- Modern depiction of the India Juliana, used in the logo of a Paraguayan indigenous women's organization.
- Born: 16th century Paraguay River basin
- Died: c. 1542 Asunción, present-day Paraguay, colonial Spanish America
- Cause of death: Execution by dismemberment
- Citizenship: Guaraní
- Known for: Killing her Spaniard master or husband and urging other indigenous women to do the same.

= India Juliana =

16th-century Guaraní rebel from early-colonial Paraguay

Juliana (/es/), better known as the India Juliana (Spanish for "Indian Juliana" or "Juliana the Indian"), is the Christian name of a Guaraní woman who lived in the newly founded Asunción, in early-colonial Paraguay, known for killing a Spanish colonist between 1539 and 1542. She was one of the many indigenous women who were handed over to or stolen by the Spanish, raped, forced to work for them and bear children. Since the area was not rich in minerals as they had anticipated, the colonists generated wealth through the enslavement and forced labor of indigenous people, especially women.

## Records shown
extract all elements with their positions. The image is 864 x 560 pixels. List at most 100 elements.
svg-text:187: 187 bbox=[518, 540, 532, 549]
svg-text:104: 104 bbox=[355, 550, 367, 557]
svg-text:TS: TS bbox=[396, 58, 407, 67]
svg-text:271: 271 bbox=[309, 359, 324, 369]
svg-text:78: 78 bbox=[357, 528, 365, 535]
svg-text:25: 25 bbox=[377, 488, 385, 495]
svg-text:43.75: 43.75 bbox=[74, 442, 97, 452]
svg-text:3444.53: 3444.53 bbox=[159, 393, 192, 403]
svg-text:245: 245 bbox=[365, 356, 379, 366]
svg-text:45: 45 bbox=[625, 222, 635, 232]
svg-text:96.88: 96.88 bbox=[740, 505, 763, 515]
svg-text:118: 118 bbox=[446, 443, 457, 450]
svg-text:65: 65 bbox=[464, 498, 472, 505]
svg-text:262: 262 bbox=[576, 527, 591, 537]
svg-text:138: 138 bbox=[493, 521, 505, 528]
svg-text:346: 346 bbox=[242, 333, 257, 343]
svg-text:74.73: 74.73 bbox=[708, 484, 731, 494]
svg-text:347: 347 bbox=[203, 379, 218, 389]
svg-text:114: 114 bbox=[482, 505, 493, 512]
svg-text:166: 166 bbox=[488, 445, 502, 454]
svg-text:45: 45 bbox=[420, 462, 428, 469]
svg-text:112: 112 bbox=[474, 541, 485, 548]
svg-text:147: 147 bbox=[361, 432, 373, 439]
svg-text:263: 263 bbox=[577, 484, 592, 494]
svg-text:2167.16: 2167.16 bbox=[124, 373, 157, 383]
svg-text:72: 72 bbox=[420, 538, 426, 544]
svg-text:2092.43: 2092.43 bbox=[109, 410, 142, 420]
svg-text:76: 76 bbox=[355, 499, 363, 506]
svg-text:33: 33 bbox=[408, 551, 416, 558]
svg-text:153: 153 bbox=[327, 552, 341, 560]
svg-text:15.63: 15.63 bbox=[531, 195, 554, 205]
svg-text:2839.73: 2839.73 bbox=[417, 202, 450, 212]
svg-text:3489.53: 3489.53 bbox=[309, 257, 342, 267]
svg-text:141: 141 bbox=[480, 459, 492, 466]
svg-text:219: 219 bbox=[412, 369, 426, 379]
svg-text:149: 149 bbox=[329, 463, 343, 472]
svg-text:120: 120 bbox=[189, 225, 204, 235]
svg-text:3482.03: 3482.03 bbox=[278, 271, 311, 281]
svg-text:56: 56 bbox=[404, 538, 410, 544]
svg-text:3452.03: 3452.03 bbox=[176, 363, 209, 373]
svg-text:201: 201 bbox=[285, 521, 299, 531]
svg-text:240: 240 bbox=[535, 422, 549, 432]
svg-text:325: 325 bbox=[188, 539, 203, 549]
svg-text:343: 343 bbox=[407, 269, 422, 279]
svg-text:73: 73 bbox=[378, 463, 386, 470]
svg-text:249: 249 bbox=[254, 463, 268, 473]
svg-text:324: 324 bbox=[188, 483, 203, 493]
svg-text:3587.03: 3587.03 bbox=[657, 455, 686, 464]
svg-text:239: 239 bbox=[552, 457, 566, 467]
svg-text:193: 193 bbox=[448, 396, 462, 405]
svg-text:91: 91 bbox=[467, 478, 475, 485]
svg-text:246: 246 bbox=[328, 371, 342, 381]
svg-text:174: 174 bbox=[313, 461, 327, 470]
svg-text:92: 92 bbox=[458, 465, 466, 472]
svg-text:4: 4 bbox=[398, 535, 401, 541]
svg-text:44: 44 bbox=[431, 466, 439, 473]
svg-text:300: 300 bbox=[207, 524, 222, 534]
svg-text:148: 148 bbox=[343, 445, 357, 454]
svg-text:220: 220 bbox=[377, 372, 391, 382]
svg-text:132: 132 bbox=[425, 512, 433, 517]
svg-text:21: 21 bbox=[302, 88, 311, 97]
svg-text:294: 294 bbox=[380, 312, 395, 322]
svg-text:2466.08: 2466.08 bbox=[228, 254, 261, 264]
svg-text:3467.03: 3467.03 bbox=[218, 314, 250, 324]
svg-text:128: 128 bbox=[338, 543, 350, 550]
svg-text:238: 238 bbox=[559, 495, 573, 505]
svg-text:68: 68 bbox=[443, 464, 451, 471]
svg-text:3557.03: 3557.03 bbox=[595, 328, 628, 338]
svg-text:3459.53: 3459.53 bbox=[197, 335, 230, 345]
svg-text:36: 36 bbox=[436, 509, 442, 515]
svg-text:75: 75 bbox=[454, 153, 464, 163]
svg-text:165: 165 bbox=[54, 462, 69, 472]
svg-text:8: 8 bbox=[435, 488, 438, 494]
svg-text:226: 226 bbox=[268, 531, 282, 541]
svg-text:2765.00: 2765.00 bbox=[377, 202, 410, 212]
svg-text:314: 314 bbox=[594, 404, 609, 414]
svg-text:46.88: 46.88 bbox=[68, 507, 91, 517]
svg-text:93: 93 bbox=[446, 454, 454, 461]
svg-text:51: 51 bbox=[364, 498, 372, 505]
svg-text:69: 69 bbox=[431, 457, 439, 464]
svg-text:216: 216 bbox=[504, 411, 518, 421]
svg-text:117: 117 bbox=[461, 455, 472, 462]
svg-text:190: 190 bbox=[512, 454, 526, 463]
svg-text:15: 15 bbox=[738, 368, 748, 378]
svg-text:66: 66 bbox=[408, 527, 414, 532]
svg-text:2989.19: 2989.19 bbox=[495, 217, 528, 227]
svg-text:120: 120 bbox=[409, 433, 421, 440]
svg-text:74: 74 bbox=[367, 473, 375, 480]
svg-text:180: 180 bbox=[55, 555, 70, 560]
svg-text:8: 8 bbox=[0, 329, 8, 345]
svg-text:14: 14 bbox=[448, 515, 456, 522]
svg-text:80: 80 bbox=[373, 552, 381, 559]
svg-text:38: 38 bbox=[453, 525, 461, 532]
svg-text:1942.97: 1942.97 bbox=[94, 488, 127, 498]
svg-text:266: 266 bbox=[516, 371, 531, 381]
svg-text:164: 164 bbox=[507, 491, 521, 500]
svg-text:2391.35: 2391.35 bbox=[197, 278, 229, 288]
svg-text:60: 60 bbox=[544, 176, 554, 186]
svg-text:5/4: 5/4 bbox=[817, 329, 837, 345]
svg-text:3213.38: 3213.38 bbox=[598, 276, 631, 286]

## Task requirements
In the passage on India Juliana, since the area lacked the minerals they expected, how did the colonists generate wealth? You won't need the entries for this.

## Written answer
Through the enslavement and forced labor of indigenous people, especially women.